── GIVEN DATA

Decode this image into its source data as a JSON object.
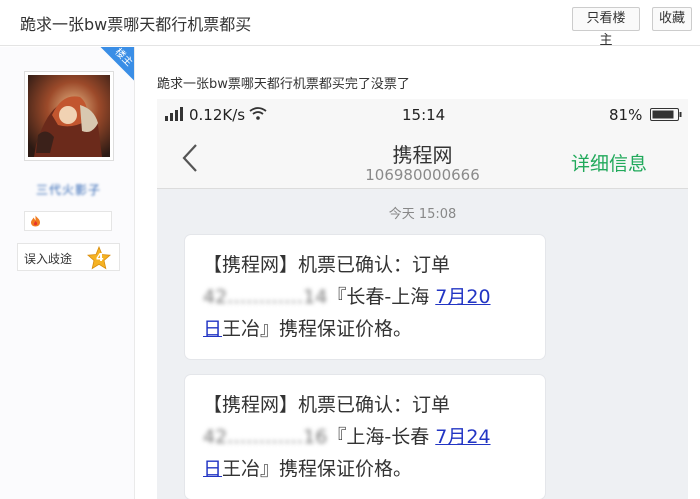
{
  "header": {
    "title": "跪求一张bw票哪天都行机票都买",
    "only_owner_button": "只看楼主",
    "favorite_button": "收藏"
  },
  "user": {
    "badge": "楼主",
    "username": "三代火影子",
    "level_title": "误入歧途",
    "level": "4"
  },
  "post": {
    "text": "跪求一张bw票哪天都行机票都买完了没票了"
  },
  "phone": {
    "status": {
      "speed": "0.12K/s",
      "time": "15:14",
      "battery": "81%"
    },
    "nav": {
      "sender": "携程网",
      "number": "106980000666",
      "details": "详细信息"
    },
    "date_separator": "今天 15:08",
    "messages": [
      {
        "line1": "【携程网】机票已确认：订单",
        "order_masked": "42…………14",
        "route": "『长春-上海",
        "date_part1": "7月20",
        "date_part2": "日",
        "tail": "王冶』携程保证价格。"
      },
      {
        "line1": "【携程网】机票已确认：订单",
        "order_masked": "42…………16",
        "route": "『上海-长春",
        "date_part1": "7月24",
        "date_part2": "日",
        "tail": "王冶』携程保证价格。"
      }
    ]
  },
  "colors": {
    "link_green": "#21a95b",
    "link_blue": "#2235c4",
    "badge_blue": "#3a8ee6"
  },
  "icons": {
    "back": "chevron-left-icon",
    "signal": "signal-icon",
    "wifi": "wifi-icon",
    "battery": "battery-icon",
    "level": "star-icon"
  }
}
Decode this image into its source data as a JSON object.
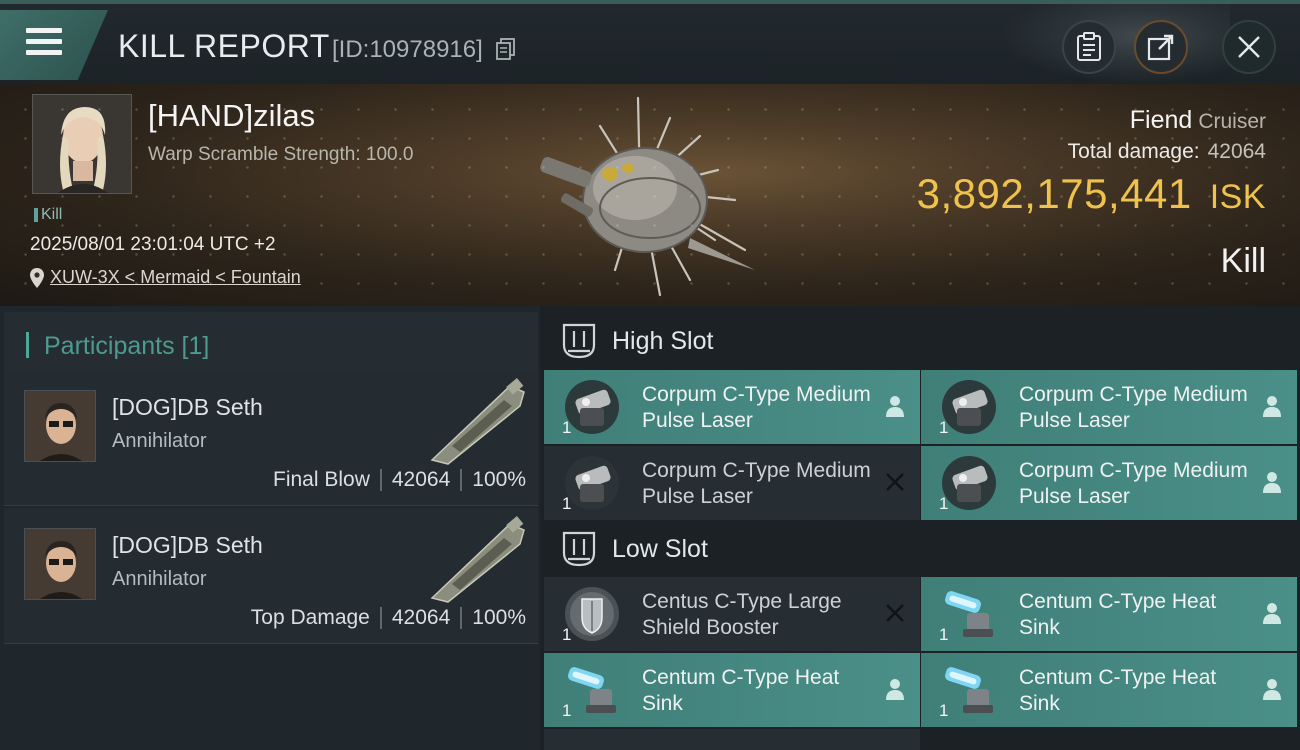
{
  "header": {
    "title": "KILL REPORT",
    "id_text": "[ID:10978916]"
  },
  "victim": {
    "name": "[HAND]zilas",
    "warp_scramble": "Warp Scramble Strength: 100.0",
    "tag": "Kill",
    "datetime": "2025/08/01 23:01:04 UTC +2",
    "location": "XUW-3X < Mermaid < Fountain",
    "ship": "Fiend",
    "ship_class": "Cruiser",
    "total_damage_label": "Total damage:",
    "total_damage": "42064",
    "isk_value": "3,892,175,441",
    "isk_unit": "ISK",
    "result": "Kill"
  },
  "participants": {
    "heading": "Participants [1]",
    "items": [
      {
        "name": "[DOG]DB Seth",
        "ship": "Annihilator",
        "role": "Final Blow",
        "damage": "42064",
        "percent": "100%"
      },
      {
        "name": "[DOG]DB Seth",
        "ship": "Annihilator",
        "role": "Top Damage",
        "damage": "42064",
        "percent": "100%"
      }
    ]
  },
  "fitting": {
    "high_slot_label": "High Slot",
    "low_slot_label": "Low Slot",
    "high": [
      {
        "name": "Corpum C-Type Medium Pulse Laser",
        "qty": "1",
        "status": "dropped",
        "icon": "laser-turret-icon"
      },
      {
        "name": "Corpum C-Type Medium Pulse Laser",
        "qty": "1",
        "status": "dropped",
        "icon": "laser-turret-icon"
      },
      {
        "name": "Corpum C-Type Medium Pulse Laser",
        "qty": "1",
        "status": "destroyed",
        "icon": "laser-turret-icon"
      },
      {
        "name": "Corpum C-Type Medium Pulse Laser",
        "qty": "1",
        "status": "dropped",
        "icon": "laser-turret-icon"
      }
    ],
    "low": [
      {
        "name": "Centus C-Type Large Shield Booster",
        "qty": "1",
        "status": "destroyed",
        "icon": "shield-booster-icon"
      },
      {
        "name": "Centum C-Type Heat Sink",
        "qty": "1",
        "status": "dropped",
        "icon": "heat-sink-icon"
      },
      {
        "name": "Centum C-Type Heat Sink",
        "qty": "1",
        "status": "dropped",
        "icon": "heat-sink-icon"
      },
      {
        "name": "Centum C-Type Heat Sink",
        "qty": "1",
        "status": "dropped",
        "icon": "heat-sink-icon"
      }
    ]
  },
  "colors": {
    "accent_teal": "#4a8f88",
    "isk_gold": "#efc24d",
    "participants_heading": "#4e9a90"
  }
}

────

**WHAT TO WORK ON:**
Except for the pictures, print the data above exactly.

**ANSWER TO THE PROBLEM:**
Decode this image into its source data as a JSON object.
{
  "header": {
    "title": "跪求一张bw票哪天都行机票都买",
    "only_owner_button": "只看楼主",
    "favorite_button": "收藏"
  },
  "user": {
    "badge": "楼主",
    "username": "三代火影子",
    "level_title": "误入歧途",
    "level": "4"
  },
  "post": {
    "text": "跪求一张bw票哪天都行机票都买完了没票了"
  },
  "phone": {
    "status": {
      "speed": "0.12K/s",
      "time": "15:14",
      "battery": "81%"
    },
    "nav": {
      "sender": "携程网",
      "number": "106980000666",
      "details": "详细信息"
    },
    "date_separator": "今天 15:08",
    "messages": [
      {
        "line1": "【携程网】机票已确认：订单",
        "order_masked": "42…………14",
        "route": "『长春-上海",
        "date_part1": "7月20",
        "date_part2": "日",
        "tail": "王冶』携程保证价格。"
      },
      {
        "line1": "【携程网】机票已确认：订单",
        "order_masked": "42…………16",
        "route": "『上海-长春",
        "date_part1": "7月24",
        "date_part2": "日",
        "tail": "王冶』携程保证价格。"
      }
    ]
  },
  "colors": {
    "link_green": "#21a95b",
    "link_blue": "#2235c4",
    "badge_blue": "#3a8ee6"
  },
  "icons": {
    "back": "chevron-left-icon",
    "signal": "signal-icon",
    "wifi": "wifi-icon",
    "battery": "battery-icon",
    "level": "star-icon"
  }
}
Decode this image into its source data as a JSON object.
{
  "header": {
    "title": "KILL REPORT",
    "id_text": "[ID:10978916]"
  },
  "victim": {
    "name": "[HAND]zilas",
    "warp_scramble": "Warp Scramble Strength: 100.0",
    "tag": "Kill",
    "datetime": "2025/08/01 23:01:04 UTC +2",
    "location": "XUW-3X < Mermaid < Fountain",
    "ship": "Fiend",
    "ship_class": "Cruiser",
    "total_damage_label": "Total damage:",
    "total_damage": "42064",
    "isk_value": "3,892,175,441",
    "isk_unit": "ISK",
    "result": "Kill"
  },
  "participants": {
    "heading": "Participants [1]",
    "items": [
      {
        "name": "[DOG]DB Seth",
        "ship": "Annihilator",
        "role": "Final Blow",
        "damage": "42064",
        "percent": "100%"
      },
      {
        "name": "[DOG]DB Seth",
        "ship": "Annihilator",
        "role": "Top Damage",
        "damage": "42064",
        "percent": "100%"
      }
    ]
  },
  "fitting": {
    "high_slot_label": "High Slot",
    "low_slot_label": "Low Slot",
    "high": [
      {
        "name": "Corpum C-Type Medium Pulse Laser",
        "qty": "1",
        "status": "dropped",
        "icon": "laser-turret-icon"
      },
      {
        "name": "Corpum C-Type Medium Pulse Laser",
        "qty": "1",
        "status": "dropped",
        "icon": "laser-turret-icon"
      },
      {
        "name": "Corpum C-Type Medium Pulse Laser",
        "qty": "1",
        "status": "destroyed",
        "icon": "laser-turret-icon"
      },
      {
        "name": "Corpum C-Type Medium Pulse Laser",
        "qty": "1",
        "status": "dropped",
        "icon": "laser-turret-icon"
      }
    ],
    "low": [
      {
        "name": "Centus C-Type Large Shield Booster",
        "qty": "1",
        "status": "destroyed",
        "icon": "shield-booster-icon"
      },
      {
        "name": "Centum C-Type Heat Sink",
        "qty": "1",
        "status": "dropped",
        "icon": "heat-sink-icon"
      },
      {
        "name": "Centum C-Type Heat Sink",
        "qty": "1",
        "status": "dropped",
        "icon": "heat-sink-icon"
      },
      {
        "name": "Centum C-Type Heat Sink",
        "qty": "1",
        "status": "dropped",
        "icon": "heat-sink-icon"
      }
    ]
  },
  "colors": {
    "accent_teal": "#4a8f88",
    "isk_gold": "#efc24d",
    "participants_heading": "#4e9a90"
  }
}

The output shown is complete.